— Exercise materials —

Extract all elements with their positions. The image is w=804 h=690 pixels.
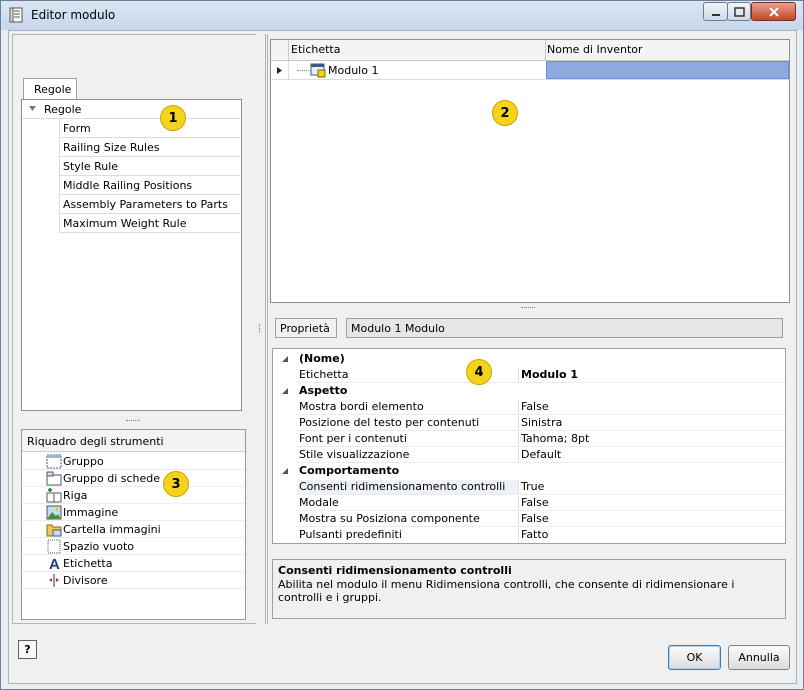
group-icon	[46, 454, 62, 469]
picture-icon	[46, 505, 62, 520]
grid-row-modulo[interactable]: Modulo 1	[271, 61, 789, 80]
category-comportamento[interactable]: Comportamento	[273, 463, 785, 479]
property-row[interactable]: Mostra su Posiziona componente False	[273, 511, 785, 527]
maximize-button[interactable]	[727, 2, 751, 21]
properties-selected-object: Modulo 1 Modulo	[346, 318, 783, 338]
collapse-triangle-icon[interactable]	[282, 468, 288, 474]
grid-splitter-grip[interactable]	[521, 307, 535, 310]
rule-item[interactable]: Maximum Weight Rule	[59, 214, 240, 233]
rule-item[interactable]: Assembly Parameters to Parts	[59, 195, 240, 214]
callout-2: 2	[492, 100, 518, 126]
help-button[interactable]: ?	[18, 640, 37, 659]
property-row[interactable]: Mostra bordi elemento False	[273, 399, 785, 415]
module-icon	[310, 63, 326, 78]
category-nome[interactable]: (Nome)	[273, 351, 785, 367]
maximize-icon	[734, 7, 745, 17]
property-grid: (Nome) Etichetta Modulo 1 Aspetto Mostra…	[272, 348, 786, 544]
property-row-selected[interactable]: Consenti ridimensionamento controlli Tru…	[273, 479, 785, 495]
tool-item-splitter[interactable]: Divisore	[22, 572, 245, 589]
row-icon	[46, 488, 62, 503]
rule-item[interactable]: Style Rule	[59, 157, 240, 176]
tab-regole[interactable]: Regole	[23, 78, 77, 100]
column-header-nome-inventor[interactable]: Nome di Inventor	[547, 43, 643, 56]
property-row[interactable]: Font per i contenuti Tahoma; 8pt	[273, 431, 785, 447]
description-text: Abilita nel modulo il menu Ridimensiona …	[278, 578, 735, 604]
rule-item[interactable]: Middle Railing Positions	[59, 176, 240, 195]
property-row[interactable]: Posizione del testo per contenuti Sinist…	[273, 415, 785, 431]
grid-header: Etichetta Nome di Inventor	[271, 40, 789, 61]
form-editor-icon	[9, 7, 23, 23]
splitter-icon	[49, 574, 59, 587]
callout-3: 3	[163, 471, 189, 497]
tab-group-icon	[46, 471, 62, 486]
grid-row-label: Modulo 1	[328, 64, 379, 77]
minimize-icon	[712, 14, 720, 16]
toolbox-panel: Riquadro degli strumenti Gruppo Gruppo d…	[21, 429, 246, 620]
dialog-client: Regole Regole Form Railing Size Rules St…	[8, 30, 797, 684]
callout-4: 4	[466, 359, 492, 385]
category-aspetto[interactable]: Aspetto	[273, 383, 785, 399]
tool-item-empty-space[interactable]: Spazio vuoto	[22, 538, 245, 555]
minimize-button[interactable]	[703, 2, 728, 21]
grid-cell-inventor-name[interactable]	[546, 61, 789, 79]
property-row[interactable]: Etichetta Modulo 1	[273, 367, 785, 383]
property-row[interactable]: Stile visualizzazione Default	[273, 447, 785, 463]
form-grid: Etichetta Nome di Inventor Modulo 1	[270, 39, 790, 303]
svg-text:A: A	[49, 556, 60, 571]
horizontal-splitter-grip[interactable]	[126, 420, 140, 423]
tree-root-regole[interactable]: Regole	[22, 100, 240, 119]
rule-item[interactable]: Railing Size Rules	[59, 138, 240, 157]
close-button[interactable]	[751, 2, 796, 21]
column-header-etichetta[interactable]: Etichetta	[288, 40, 546, 60]
tool-item-label[interactable]: A Etichetta	[22, 555, 245, 572]
editor-window: Editor modulo Regole Regole Form Railing…	[0, 0, 804, 690]
collapse-arrow-icon[interactable]	[28, 105, 37, 112]
collapse-triangle-icon[interactable]	[282, 388, 288, 394]
ok-button[interactable]: OK	[668, 645, 721, 670]
cancel-button[interactable]: Annulla	[728, 645, 790, 670]
title-bar[interactable]: Editor modulo	[1, 1, 803, 30]
splitter-grip[interactable]	[259, 324, 262, 333]
toolbox-title: Riquadro degli strumenti	[22, 430, 245, 452]
tool-item-row[interactable]: Riga	[22, 487, 245, 504]
tree-line	[297, 70, 311, 71]
rule-item[interactable]: Form	[59, 119, 240, 138]
tool-item-picture-folder[interactable]: Cartella immagini	[22, 521, 245, 538]
rules-tree: Regole Form Railing Size Rules Style Rul…	[21, 99, 242, 411]
window-title: Editor modulo	[31, 8, 116, 22]
tool-item-picture[interactable]: Immagine	[22, 504, 245, 521]
tool-item-tab-group[interactable]: Gruppo di schede	[22, 470, 245, 487]
tool-item-group[interactable]: Gruppo	[22, 453, 245, 470]
vertical-splitter[interactable]	[265, 34, 268, 624]
collapse-triangle-icon[interactable]	[282, 356, 288, 362]
property-description: Consenti ridimensionamento controlli Abi…	[272, 559, 786, 619]
property-row[interactable]: Modale False	[273, 495, 785, 511]
properties-label: Proprietà	[275, 318, 337, 338]
callout-1: 1	[160, 105, 186, 131]
row-selector-icon	[277, 67, 282, 74]
description-title: Consenti ridimensionamento controlli	[278, 564, 512, 577]
close-icon	[769, 7, 779, 17]
property-row[interactable]: Pulsanti predefiniti Fatto	[273, 527, 785, 543]
grid-cell-label: Modulo 1	[288, 61, 546, 79]
label-icon: A	[49, 556, 60, 571]
picture-folder-icon	[46, 524, 62, 537]
empty-space-icon	[47, 539, 61, 554]
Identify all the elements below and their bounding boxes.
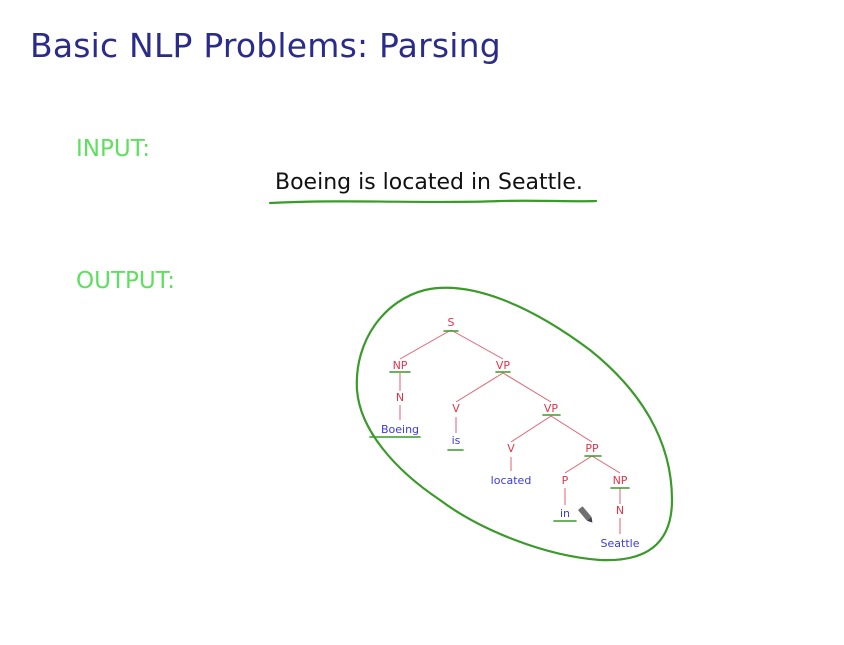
- tree-node-s: S: [448, 316, 455, 329]
- tree-node-vp-inner: VP: [544, 402, 559, 415]
- tree-node-pp: PP: [585, 442, 599, 455]
- pen-cursor-icon: [578, 506, 593, 523]
- tree-node-n-object: N: [616, 504, 624, 517]
- tree-node-v-is: V: [452, 402, 460, 415]
- tree-node-np-subject: NP: [393, 359, 408, 372]
- tree-word-seattle: Seattle: [601, 537, 640, 550]
- tree-word-boeing: Boeing: [381, 423, 419, 436]
- tree-node-n-subject: N: [396, 391, 404, 404]
- tree-word-is: is: [452, 434, 461, 447]
- tree-node-vp-main: VP: [496, 359, 511, 372]
- tree-node-p: P: [562, 474, 569, 487]
- tree-node-v-located: V: [507, 442, 515, 455]
- tree-word-in: in: [560, 507, 570, 520]
- tree-word-located: located: [491, 474, 532, 487]
- slide: Basic NLP Problems: Parsing INPUT: Boein…: [0, 0, 844, 645]
- parse-tree-diagram: S NP VP N V VP V PP P NP N Boeing is loc…: [268, 199, 674, 562]
- sentence-underline-annotation: [268, 199, 598, 205]
- tree-node-np-object: NP: [613, 474, 628, 487]
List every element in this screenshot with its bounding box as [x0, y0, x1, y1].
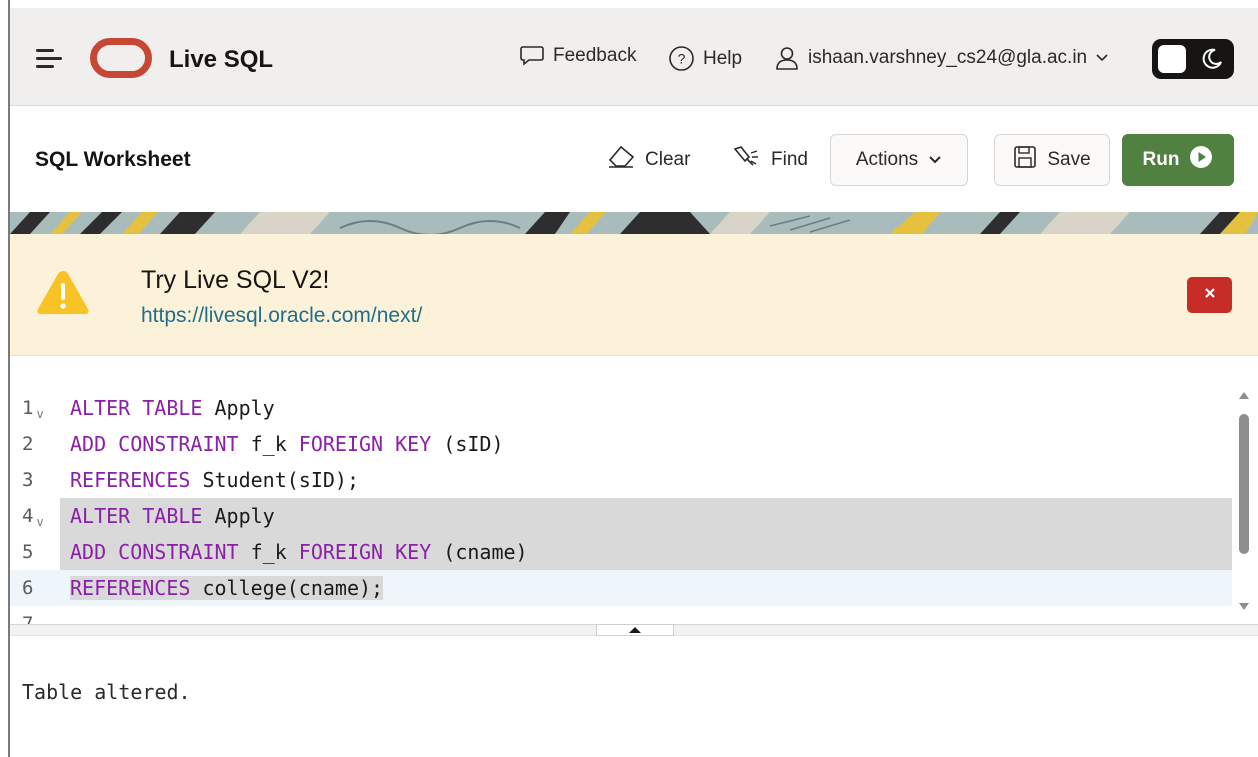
sql-text: (cname)	[431, 540, 528, 564]
user-menu[interactable]: ishaan.varshney_cs24@gla.ac.in	[774, 45, 1109, 71]
save-label: Save	[1047, 149, 1091, 170]
user-email: ishaan.varshney_cs24@gla.ac.in	[808, 47, 1088, 68]
clear-label: Clear	[645, 149, 691, 170]
code-line[interactable]: ALTER TABLE Apply	[60, 390, 1232, 426]
toggle-knob	[1158, 45, 1186, 73]
find-label: Find	[771, 149, 808, 170]
actions-label: Actions	[855, 149, 919, 170]
chevron-down-icon	[928, 149, 942, 171]
find-button[interactable]: Find	[733, 134, 808, 186]
sql-editor[interactable]: 1v234v567 ALTER TABLE Apply ADD CONSTRAIN…	[10, 384, 1258, 624]
sql-keyword: ADD CONSTRAINT	[70, 540, 239, 564]
actions-menu-button[interactable]: Actions	[830, 134, 968, 186]
theme-toggle[interactable]	[1152, 39, 1234, 79]
play-circle-icon	[1189, 145, 1213, 175]
feedback-label: Feedback	[553, 45, 637, 66]
flashlight-icon	[733, 145, 761, 175]
help-label: Help	[703, 47, 743, 69]
sql-keyword: FOREIGN KEY	[298, 540, 432, 564]
floppy-disk-icon	[1013, 145, 1037, 175]
sql-keyword: ALTER TABLE	[70, 504, 203, 528]
svg-text:?: ?	[678, 51, 686, 67]
fold-toggle-icon[interactable]: v	[36, 515, 43, 529]
fold-toggle-icon[interactable]: v	[36, 407, 43, 421]
sql-keyword: ADD CONSTRAINT	[70, 432, 239, 456]
eraser-icon	[607, 145, 635, 175]
sql-keyword: ALTER TABLE	[70, 396, 203, 420]
user-icon	[774, 45, 800, 71]
sql-text: Apply	[202, 396, 275, 420]
line-number: 2	[22, 433, 34, 455]
close-icon	[1204, 286, 1216, 304]
line-number: 1v	[22, 397, 44, 421]
help-icon: ?	[668, 45, 695, 72]
pane-resize-handle[interactable]	[596, 624, 674, 636]
feedback-link[interactable]: Feedback	[519, 45, 636, 67]
alert-close-button[interactable]	[1187, 277, 1232, 313]
sql-text: Student(sID);	[190, 468, 359, 492]
app-header: Live SQL Feedback ? Help ishaan.varshney…	[10, 8, 1258, 106]
chat-bubble-icon	[519, 45, 545, 67]
line-number: 5	[22, 541, 34, 563]
livesql-v2-link[interactable]: https://livesql.oracle.com/next/	[141, 304, 422, 328]
help-link[interactable]: ? Help	[668, 45, 742, 72]
sql-keyword: REFERENCES	[70, 468, 191, 492]
caret-up-icon	[629, 627, 641, 633]
code-line[interactable]: REFERENCES Student(sID);	[60, 462, 1232, 498]
scroll-thumb[interactable]	[1239, 414, 1249, 554]
sql-keyword: FOREIGN KEY	[298, 432, 432, 456]
app-title: Live SQL	[169, 46, 274, 73]
scroll-up-icon[interactable]	[1238, 390, 1250, 400]
sql-keyword: REFERENCES	[70, 576, 191, 600]
editor-scrollbar[interactable]	[1235, 384, 1258, 624]
code-line[interactable]: ADD CONSTRAINT f_k FOREIGN KEY (cname)	[60, 534, 1232, 570]
alert-title: Try Live SQL V2!	[141, 266, 330, 294]
chevron-down-icon	[1095, 53, 1109, 63]
line-number: 4v	[22, 505, 44, 529]
run-button[interactable]: Run	[1122, 134, 1234, 186]
scroll-down-icon[interactable]	[1238, 602, 1250, 612]
window-left-border	[8, 0, 10, 757]
script-output: Table altered.	[22, 680, 191, 704]
decorative-banner-strip	[10, 212, 1258, 234]
code-area[interactable]: ALTER TABLE Apply ADD CONSTRAINT f_k FORE…	[60, 384, 1232, 624]
menu-icon[interactable]	[36, 49, 64, 69]
code-line[interactable]: REFERENCES college(cname);	[60, 570, 1232, 606]
warning-icon	[35, 267, 91, 322]
sql-text: f_k	[238, 540, 299, 564]
code-line[interactable]: ADD CONSTRAINT f_k FOREIGN KEY (sID)	[60, 426, 1232, 462]
line-number: 7	[22, 613, 34, 624]
line-number: 6	[10, 570, 60, 606]
clear-button[interactable]: Clear	[607, 134, 690, 186]
code-line[interactable]: ALTER TABLE Apply	[60, 498, 1232, 534]
info-alert-banner: Try Live SQL V2! https://livesql.oracle.…	[10, 234, 1258, 356]
line-number-gutter: 1v 2 3 4v 5 6 7	[10, 384, 60, 624]
sql-text: (sID)	[431, 432, 504, 456]
moon-icon	[1202, 48, 1222, 69]
sql-text: Apply	[202, 504, 275, 528]
sql-text: college(cname);	[190, 576, 384, 600]
save-button[interactable]: Save	[994, 134, 1110, 186]
oracle-logo	[90, 38, 152, 78]
worksheet-title: SQL Worksheet	[35, 148, 191, 171]
line-number: 3	[22, 469, 34, 491]
sql-text: f_k	[238, 432, 299, 456]
worksheet-toolbar: SQL Worksheet Clear Find Actions Save Ru…	[10, 106, 1258, 212]
run-label: Run	[1142, 149, 1180, 170]
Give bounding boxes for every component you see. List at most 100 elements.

— Task requirements —
Rewrite the data from the line holding "- tree-node-s: S: [448, 316, 455, 329]" through the line holding "- tree-node-v-located: V: [507, 442, 515, 455]", inclusive, substituting "parse-node" for "tree-node" and leaving everything else as it is.

— Written answer —
- parse-node-s: S: [448, 316, 455, 329]
- parse-node-vp-inner: VP: [544, 402, 559, 415]
- parse-node-pp: PP: [585, 442, 599, 455]
- pen-cursor-icon: [578, 506, 593, 523]
- parse-node-n-object: N: [616, 504, 624, 517]
- parse-node-v-is: V: [452, 402, 460, 415]
- parse-node-np-subject: NP: [393, 359, 408, 372]
- tree-word-seattle: Seattle: [601, 537, 640, 550]
- tree-word-boeing: Boeing: [381, 423, 419, 436]
- parse-node-n-subject: N: [396, 391, 404, 404]
- tree-word-is: is: [452, 434, 461, 447]
- parse-node-vp-main: VP: [496, 359, 511, 372]
- parse-node-p: P: [562, 474, 569, 487]
- parse-node-v-located: V: [507, 442, 515, 455]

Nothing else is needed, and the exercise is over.